ROWS

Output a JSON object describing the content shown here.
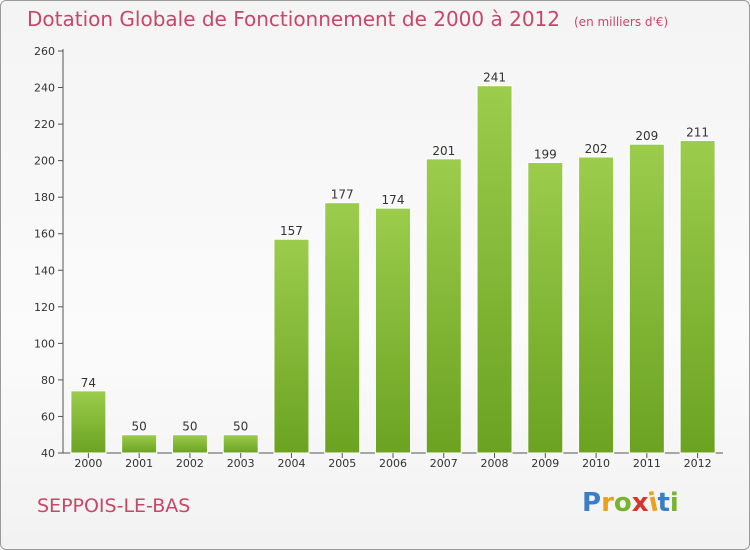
{
  "header": {
    "title": "Dotation Globale de Fonctionnement de 2000 à 2012",
    "unit_note": "(en milliers d'€)"
  },
  "commune": "SEPPOIS-LE-BAS",
  "logo": {
    "text": "Proxiti",
    "letter_colors": [
      "#3a7fc6",
      "#e8a21c",
      "#7ab32e",
      "#d9342b",
      "#e8a21c",
      "#3a7fc6",
      "#7ab32e"
    ]
  },
  "colors": {
    "title": "#c8466a",
    "bar_top": "#9ccc4c",
    "bar_bottom": "#6ba321",
    "axis": "#555555",
    "grid": "#d8d8d8"
  },
  "chart_data": {
    "type": "bar",
    "categories": [
      "2000",
      "2001",
      "2002",
      "2003",
      "2004",
      "2005",
      "2006",
      "2007",
      "2008",
      "2009",
      "2010",
      "2011",
      "2012"
    ],
    "values": [
      74,
      50,
      50,
      50,
      157,
      177,
      174,
      201,
      241,
      199,
      202,
      209,
      211
    ],
    "yticks": [
      40,
      60,
      80,
      100,
      120,
      140,
      160,
      180,
      200,
      220,
      240,
      260
    ],
    "ylim": [
      40,
      260
    ],
    "grid": false
  }
}
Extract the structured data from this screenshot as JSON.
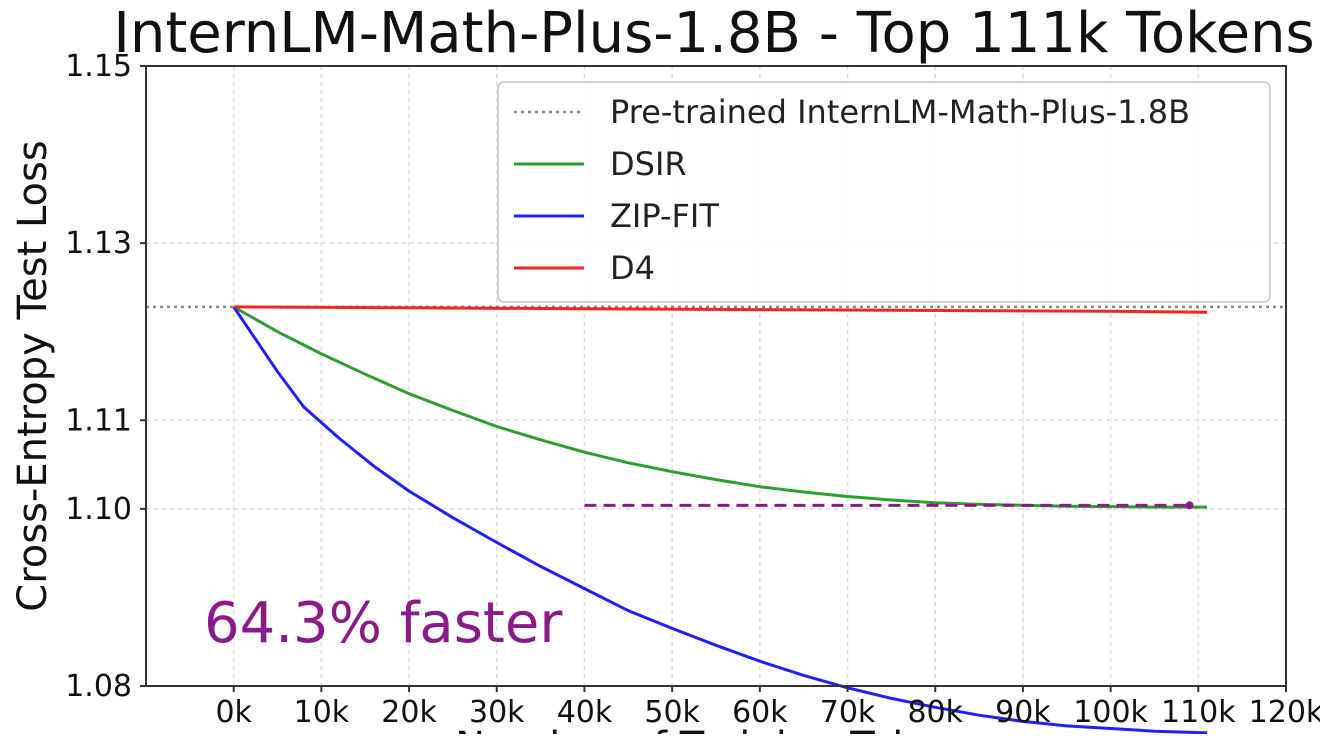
{
  "chart_data": {
    "type": "line",
    "title": "InternLM-Math-Plus-1.8B - Top 111k Tokens",
    "xlabel": "Number of Training Tokens",
    "ylabel": "Cross-Entropy Test Loss",
    "xlim": [
      -10000,
      120000
    ],
    "ylim": [
      1.08,
      1.15
    ],
    "x_ticks": [
      0,
      10000,
      20000,
      30000,
      40000,
      50000,
      60000,
      70000,
      80000,
      90000,
      100000,
      110000,
      120000
    ],
    "x_tick_labels": [
      "0k",
      "10k",
      "20k",
      "30k",
      "40k",
      "50k",
      "60k",
      "70k",
      "80k",
      "90k",
      "100k",
      "110k",
      "120k"
    ],
    "y_ticks": [
      1.08,
      1.1,
      1.11,
      1.13,
      1.15
    ],
    "y_tick_labels": [
      "1.08",
      "1.10",
      "1.11",
      "1.13",
      "1.15"
    ],
    "grid": true,
    "legend_position": "top-right",
    "baseline": {
      "name": "Pre-trained InternLM-Math-Plus-1.8B",
      "y": 1.1228,
      "color": "#888888"
    },
    "series": [
      {
        "name": "DSIR",
        "color": "#2ca02c",
        "x": [
          0,
          5000,
          10000,
          15000,
          20000,
          25000,
          30000,
          35000,
          40000,
          45000,
          50000,
          55000,
          60000,
          65000,
          70000,
          75000,
          80000,
          85000,
          90000,
          95000,
          100000,
          105000,
          111000
        ],
        "y": [
          1.1228,
          1.12,
          1.1175,
          1.1152,
          1.113,
          1.1111,
          1.1093,
          1.1078,
          1.1064,
          1.1052,
          1.1042,
          1.1033,
          1.1025,
          1.1019,
          1.1014,
          1.101,
          1.1007,
          1.1005,
          1.1004,
          1.1003,
          1.10025,
          1.1002,
          1.1002
        ]
      },
      {
        "name": "ZIP-FIT",
        "color": "#1f1fff",
        "x": [
          0,
          5000,
          8000,
          12000,
          16000,
          20000,
          25000,
          30000,
          35000,
          40000,
          45000,
          50000,
          55000,
          60000,
          65000,
          70000,
          75000,
          80000,
          85000,
          90000,
          95000,
          100000,
          105000,
          111000
        ],
        "y": [
          1.1228,
          1.1155,
          1.1115,
          1.108,
          1.1048,
          1.102,
          1.099,
          1.0962,
          1.0935,
          1.091,
          1.0885,
          1.0865,
          1.0846,
          1.0828,
          1.0812,
          1.0798,
          1.0786,
          1.0776,
          1.0767,
          1.076,
          1.0755,
          1.0752,
          1.0749,
          1.0747
        ]
      },
      {
        "name": "D4",
        "color": "#ff2020",
        "x": [
          0,
          20000,
          40000,
          60000,
          80000,
          100000,
          111000
        ],
        "y": [
          1.1228,
          1.1227,
          1.1226,
          1.1225,
          1.1224,
          1.1223,
          1.1222
        ]
      }
    ],
    "annotation": {
      "text": "64.3% faster",
      "color": "#8a1a8a",
      "dashed_from_x": 40000,
      "dashed_to_x": 109000,
      "dashed_y": 1.1004
    }
  }
}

TASK TO COMPLETE
Take each line of the material that contains the word "InternLM" and list it.

RESULT OF THIS TASK
    "title": "InternLM-Math-Plus-1.8B - Top 111k Tokens",
      "name": "Pre-trained InternLM-Math-Plus-1.8B",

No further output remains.